Data items

■ ■ ■ ■ ■

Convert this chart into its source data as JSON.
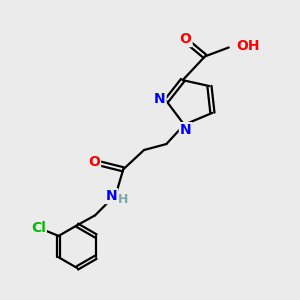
{
  "background_color": "#ebebeb",
  "bond_color": "#000000",
  "atom_colors": {
    "O": "#ff0000",
    "N": "#0000ff",
    "Cl": "#00bb00",
    "H": "#7fa8a8",
    "C": "#000000"
  },
  "figsize": [
    3.0,
    3.0
  ],
  "dpi": 100
}
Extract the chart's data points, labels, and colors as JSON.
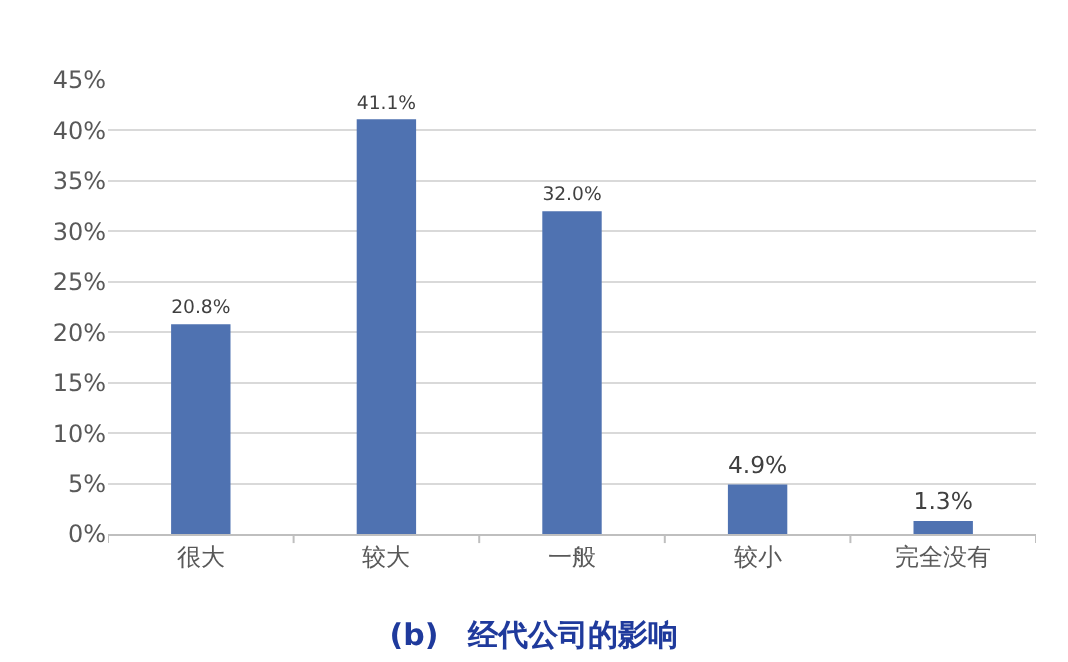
{
  "chart_data": {
    "type": "bar",
    "title": "(b)　经代公司的影响",
    "categories": [
      "很大",
      "较大",
      "一般",
      "较小",
      "完全没有"
    ],
    "values": [
      20.8,
      41.1,
      32.0,
      4.9,
      1.3
    ],
    "value_labels": [
      "20.8%",
      "41.1%",
      "32.0%",
      "4.9%",
      "1.3%"
    ],
    "color": "#4f72b1",
    "ylim": [
      0,
      45
    ],
    "yticks": [
      {
        "value": 0,
        "label": "0%"
      },
      {
        "value": 5,
        "label": "5%"
      },
      {
        "value": 10,
        "label": "10%"
      },
      {
        "value": 15,
        "label": "15%"
      },
      {
        "value": 20,
        "label": "20%"
      },
      {
        "value": 25,
        "label": "25%"
      },
      {
        "value": 30,
        "label": "30%"
      },
      {
        "value": 35,
        "label": "35%"
      },
      {
        "value": 40,
        "label": "40%"
      },
      {
        "value": 45,
        "label": "45%"
      }
    ],
    "grid": "y",
    "legend": false
  }
}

■ ■ ■ ■ ■

AIM: Work out how many lines in the entries hold the string "JSON". Your answer should consist solely of that number.

COMPLETED TASK: 2